Task prompt: In the court passage, what do the plaintiffs want leave to do? Please answer in one sentence.

Document passage:
Currently pending before the court in this action — which is in its infancy — are cross-motions, to some degree procedural but largely dispositive in nature. Plaintiffs have requested leave to amend their answer to defendants’ counterclaims in order to add as defenses claims which have already been asserted as causes of action in their complaint. From a dispositive point of view, defendants seek summary judgment dismissing plaintiffs’ various claims and, in essence, declaring that the option agreement entered into was just that — -an option which was never in fact exercised. Defendants also ask that summary judgment be entered in their favor finding liability based upon various notes given by the plaintiffs. Plaintiffs oppose those motions and seek summary judgment on their various claims including, inter alia, for fraud and fraud in the inducement.

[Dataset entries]
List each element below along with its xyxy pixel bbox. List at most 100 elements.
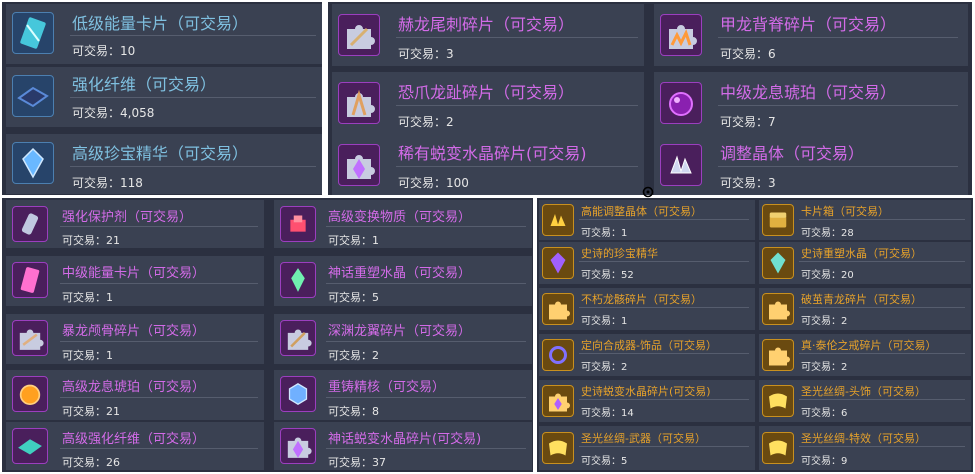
item-name: 恐爪龙趾碎片（可交易） [398, 83, 575, 102]
item-quantity: 可交易：5 [328, 291, 379, 304]
inventory-item[interactable]: 史诗重塑水晶（可交易） 可交易：20 [759, 242, 971, 284]
item-quantity: 可交易：6 [720, 47, 776, 61]
divider [718, 166, 958, 167]
item-quantity: 可交易：10 [72, 44, 136, 58]
inventory-item[interactable]: 恐爪龙趾碎片（可交易） 可交易：2 [332, 72, 644, 134]
inventory-item[interactable]: 史诗的珍宝精华 可交易：52 [539, 242, 755, 284]
item-name: 圣光丝绸-头饰（可交易） [801, 385, 926, 398]
recast-core-icon [280, 376, 316, 412]
inventory-item[interactable]: 稀有蜕变水晶碎片(可交易) 可交易：100 [332, 134, 644, 195]
amber-orb-icon [660, 82, 702, 124]
inventory-item[interactable]: 高能调整晶体（可交易） 可交易：1 [539, 200, 755, 240]
item-quantity: 可交易：2 [801, 316, 848, 327]
divider [396, 37, 638, 38]
inventory-item[interactable]: 重铸精核（可交易） 可交易：8 [274, 370, 532, 420]
item-name: 稀有蜕变水晶碎片(可交易) [398, 144, 587, 163]
item-quantity: 可交易：2 [398, 115, 454, 129]
inventory-item[interactable]: 深渊龙翼碎片（可交易） 可交易：2 [274, 314, 532, 364]
divider [60, 448, 258, 449]
divider [326, 283, 526, 284]
divider [799, 353, 965, 354]
divider [70, 97, 316, 98]
item-name: 深渊龙翼碎片（可交易） [328, 324, 472, 339]
inventory-panel-bottom-right: 高能调整晶体（可交易） 可交易：1 卡片箱（可交易） 可交易：28 史诗的珍宝精… [537, 198, 973, 472]
item-quantity: 可交易：1 [62, 349, 113, 362]
inventory-item[interactable]: 赫龙尾刺碎片（可交易） 可交易：3 [332, 4, 644, 66]
item-quantity: 可交易：5 [581, 456, 628, 467]
inventory-item[interactable]: 圣光丝绸-头饰（可交易） 可交易：6 [759, 380, 971, 422]
inventory-item[interactable]: 破茧青龙碎片（可交易） 可交易：2 [759, 288, 971, 330]
card-chest-icon [762, 204, 794, 236]
inventory-item[interactable]: 暴龙颅骨碎片（可交易） 可交易：1 [6, 314, 264, 364]
divider [579, 307, 749, 308]
item-quantity: 可交易：3 [720, 176, 776, 190]
item-quantity: 可交易：7 [720, 115, 776, 129]
divider [326, 341, 526, 342]
crystal-gem-icon [542, 247, 574, 279]
item-name: 圣光丝绸-武器（可交易） [581, 432, 706, 445]
divider [718, 105, 958, 106]
item-quantity: 可交易：52 [581, 270, 634, 281]
inventory-item[interactable]: 神话重塑水晶（可交易） 可交易：5 [274, 256, 532, 306]
item-quantity: 可交易：1 [581, 316, 628, 327]
inventory-item[interactable]: 神话蜕变水晶碎片(可交易) 可交易：37 [274, 422, 532, 470]
puzzle-fragment-icon [542, 385, 574, 417]
inventory-item[interactable]: 高级变换物质（可交易） 可交易：1 [274, 200, 532, 248]
item-quantity: 可交易：1 [328, 234, 379, 247]
inventory-item[interactable]: 甲龙背脊碎片（可交易） 可交易：6 [654, 4, 968, 66]
inventory-item[interactable]: 调整晶体（可交易） 可交易：3 [654, 134, 968, 195]
divider [579, 399, 749, 400]
divider [60, 397, 258, 398]
puzzle-fragment-icon [762, 293, 794, 325]
item-name: 高级变换物质（可交易） [328, 210, 472, 225]
inventory-item[interactable]: 低级能量卡片（可交易） 可交易：10 [6, 4, 322, 64]
item-name: 调整晶体（可交易） [720, 144, 865, 163]
inventory-item[interactable]: 中级能量卡片（可交易） 可交易：1 [6, 256, 264, 306]
inventory-item[interactable]: 高级珍宝精华（可交易） 可交易：118 [6, 134, 322, 194]
inventory-item[interactable]: 定向合成器-饰品（可交易） 可交易：2 [539, 334, 755, 376]
protect-vial-icon [12, 206, 48, 242]
divider [579, 353, 749, 354]
inventory-item[interactable]: 不朽龙骸碎片（可交易） 可交易：1 [539, 288, 755, 330]
divider [799, 399, 965, 400]
item-quantity: 可交易：3 [398, 47, 454, 61]
divider [60, 226, 258, 227]
item-name: 神话重塑水晶（可交易） [328, 266, 472, 281]
inventory-item[interactable]: 真·泰伦之戒碎片（可交易） 可交易：2 [759, 334, 971, 376]
puzzle-fragment-icon [762, 339, 794, 371]
divider [396, 105, 638, 106]
divider [718, 37, 958, 38]
fiber-cloth-icon [12, 428, 48, 464]
inventory-item[interactable]: 强化保护剂（可交易） 可交易：21 [6, 200, 264, 248]
transform-cube-icon [280, 206, 316, 242]
inventory-item[interactable]: 高级龙息琥珀（可交易） 可交易：21 [6, 370, 264, 420]
item-name: 史诗重塑水晶（可交易） [801, 247, 922, 260]
divider [579, 261, 749, 262]
inventory-item[interactable]: 高级强化纤维（可交易） 可交易：26 [6, 422, 264, 470]
item-quantity: 可交易：26 [62, 456, 120, 469]
inventory-item[interactable]: 圣光丝绸-特效（可交易） 可交易：9 [759, 426, 971, 470]
item-name: 定向合成器-饰品（可交易） [581, 339, 717, 352]
divider [70, 35, 316, 36]
silk-cloth-icon [762, 385, 794, 417]
divider [70, 166, 316, 167]
fiber-cloth-icon [12, 75, 54, 117]
puzzle-fragment-icon [338, 144, 380, 186]
divider [396, 166, 638, 167]
inventory-item[interactable]: 卡片箱（可交易） 可交易：28 [759, 200, 971, 240]
inventory-item[interactable]: 圣光丝绸-武器（可交易） 可交易：5 [539, 426, 755, 470]
divider [799, 219, 965, 220]
inventory-panel-top-left: 低级能量卡片（可交易） 可交易：10 强化纤维（可交易） 可交易：4,058 高… [2, 2, 322, 195]
inventory-item[interactable]: 史诗蜕变水晶碎片(可交易) 可交易：14 [539, 380, 755, 422]
item-quantity: 可交易：9 [801, 456, 848, 467]
item-quantity: 可交易：21 [62, 234, 120, 247]
energy-card-icon [12, 12, 54, 54]
crystal-cluster-icon [542, 204, 574, 236]
inventory-item[interactable]: 强化纤维（可交易） 可交易：4,058 [6, 67, 322, 127]
item-name: 神话蜕变水晶碎片(可交易) [328, 432, 482, 447]
silk-cloth-icon [542, 432, 574, 464]
crystal-gem-icon [280, 262, 316, 298]
item-quantity: 可交易：100 [398, 176, 469, 190]
item-quantity: 可交易：21 [62, 405, 120, 418]
inventory-item[interactable]: 中级龙息琥珀（可交易） 可交易：7 [654, 72, 968, 134]
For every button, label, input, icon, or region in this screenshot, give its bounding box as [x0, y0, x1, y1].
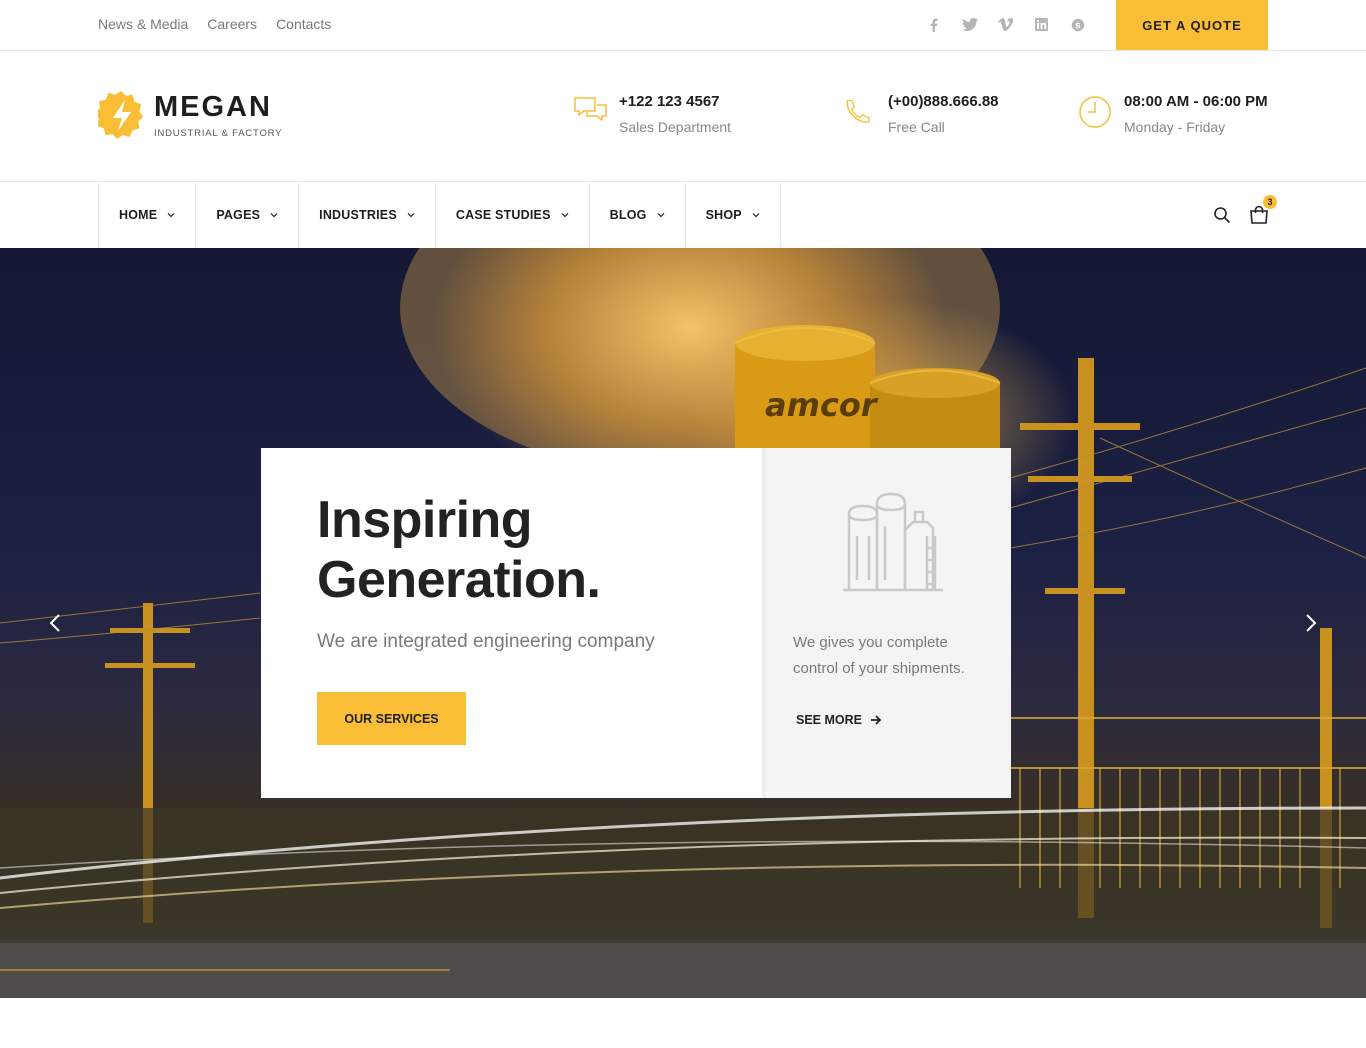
skype-icon[interactable] — [1068, 15, 1087, 34]
chevron-down-icon — [657, 213, 664, 218]
top-link-news-media[interactable]: News & Media — [98, 16, 188, 32]
chevron-down-icon — [270, 213, 278, 218]
clock-icon — [1079, 96, 1111, 128]
facebook-icon[interactable] — [924, 15, 943, 34]
logo[interactable]: MEGAN INDUSTRIAL & FACTORY — [98, 90, 282, 140]
main-navbar: HOME PAGES INDUSTRIES CASE STUDIES BLOG … — [0, 181, 1366, 248]
hero-side-card: We gives you complete control of your sh… — [762, 448, 1011, 798]
logo-text: MEGAN INDUSTRIAL & FACTORY — [154, 92, 282, 139]
nav-item-home[interactable]: HOME — [99, 182, 197, 248]
get-a-quote-button[interactable]: GET A QUOTE — [1116, 0, 1268, 50]
chevron-down-icon — [561, 213, 569, 218]
hero-card: Inspiring Generation. We are integrated … — [261, 448, 762, 798]
nav-item-blog[interactable]: BLOG — [590, 182, 686, 248]
hero-headline: Inspiring Generation. — [317, 490, 601, 610]
nav-item-pages[interactable]: PAGES — [196, 182, 300, 248]
nav-item-shop[interactable]: SHOP — [686, 182, 781, 248]
brand-tagline: INDUSTRIAL & FACTORY — [154, 127, 283, 139]
hero-side-text: We gives you complete control of your sh… — [793, 634, 965, 677]
chevron-down-icon — [752, 213, 760, 218]
nav-item-case-studies[interactable]: CASE STUDIES — [436, 182, 590, 248]
brand-name: MEGAN — [154, 90, 272, 123]
top-bar: News & Media Careers Contacts GET A QUOT… — [0, 0, 1366, 51]
chevron-down-icon — [407, 213, 415, 218]
hero-slider: amcor Inspiring Generation. We are integ… — [0, 248, 1366, 998]
sales-label: Sales Department — [619, 119, 732, 135]
hero-headline-line-1: Inspiring — [317, 491, 533, 549]
chevron-down-icon — [167, 213, 175, 218]
see-more-label: SEE MORE — [796, 713, 862, 727]
our-services-button[interactable]: OUR SERVICES — [317, 692, 466, 745]
search-icon[interactable] — [1213, 206, 1231, 224]
twitter-icon[interactable] — [960, 15, 979, 34]
cart-count-badge: 3 — [1263, 195, 1277, 209]
hours-days: Monday - Friday — [1124, 119, 1226, 135]
free-call-phone: (+00)888.666.88 — [888, 93, 999, 110]
slider-next-arrow-icon[interactable] — [1303, 611, 1319, 635]
top-link-careers[interactable]: Careers — [207, 16, 257, 32]
contact-sales: +122 123 4567 Sales Department — [573, 92, 731, 135]
contact-hours: 08:00 AM - 06:00 PM Monday - Friday — [1078, 92, 1268, 135]
linkedin-icon[interactable] — [1032, 15, 1051, 34]
hero-subheading: We are integrated engineering company — [317, 631, 655, 652]
hero-headline-line-2: Generation. — [317, 551, 601, 609]
social-links — [924, 15, 1087, 34]
nav-item-label: PAGES — [216, 208, 261, 222]
slider-prev-arrow-icon[interactable] — [47, 611, 63, 635]
hours-time: 08:00 AM - 06:00 PM — [1124, 93, 1268, 110]
factory-icon — [843, 492, 943, 592]
contact-free-call: (+00)888.666.88 Free Call — [842, 92, 999, 135]
phone-icon — [846, 99, 870, 123]
nav-item-label: SHOP — [705, 208, 742, 222]
nav-menu: HOME PAGES INDUSTRIES CASE STUDIES BLOG … — [98, 182, 781, 248]
nav-item-label: HOME — [119, 208, 158, 222]
vimeo-icon[interactable] — [996, 15, 1015, 34]
see-more-link[interactable]: SEE MORE — [796, 713, 882, 727]
top-link-contacts[interactable]: Contacts — [276, 16, 331, 32]
chat-icon — [574, 97, 607, 122]
sales-phone: +122 123 4567 — [619, 93, 720, 110]
nav-item-label: CASE STUDIES — [455, 208, 551, 222]
nav-item-label: BLOG — [609, 208, 647, 222]
nav-item-label: INDUSTRIES — [319, 208, 397, 222]
free-call-label: Free Call — [888, 119, 945, 135]
gear-bolt-logo-icon — [98, 90, 144, 139]
tank-logo-text: amcor — [765, 386, 879, 424]
arrow-right-icon — [871, 715, 882, 725]
top-links: News & Media Careers Contacts — [98, 16, 331, 32]
nav-item-industries[interactable]: INDUSTRIES — [299, 182, 436, 248]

Answer to this problem: The plaintiffs want leave to amend their answer to the defendants' counterclaims so they can add, as defenses, claims already asserted as causes of action in their complaint.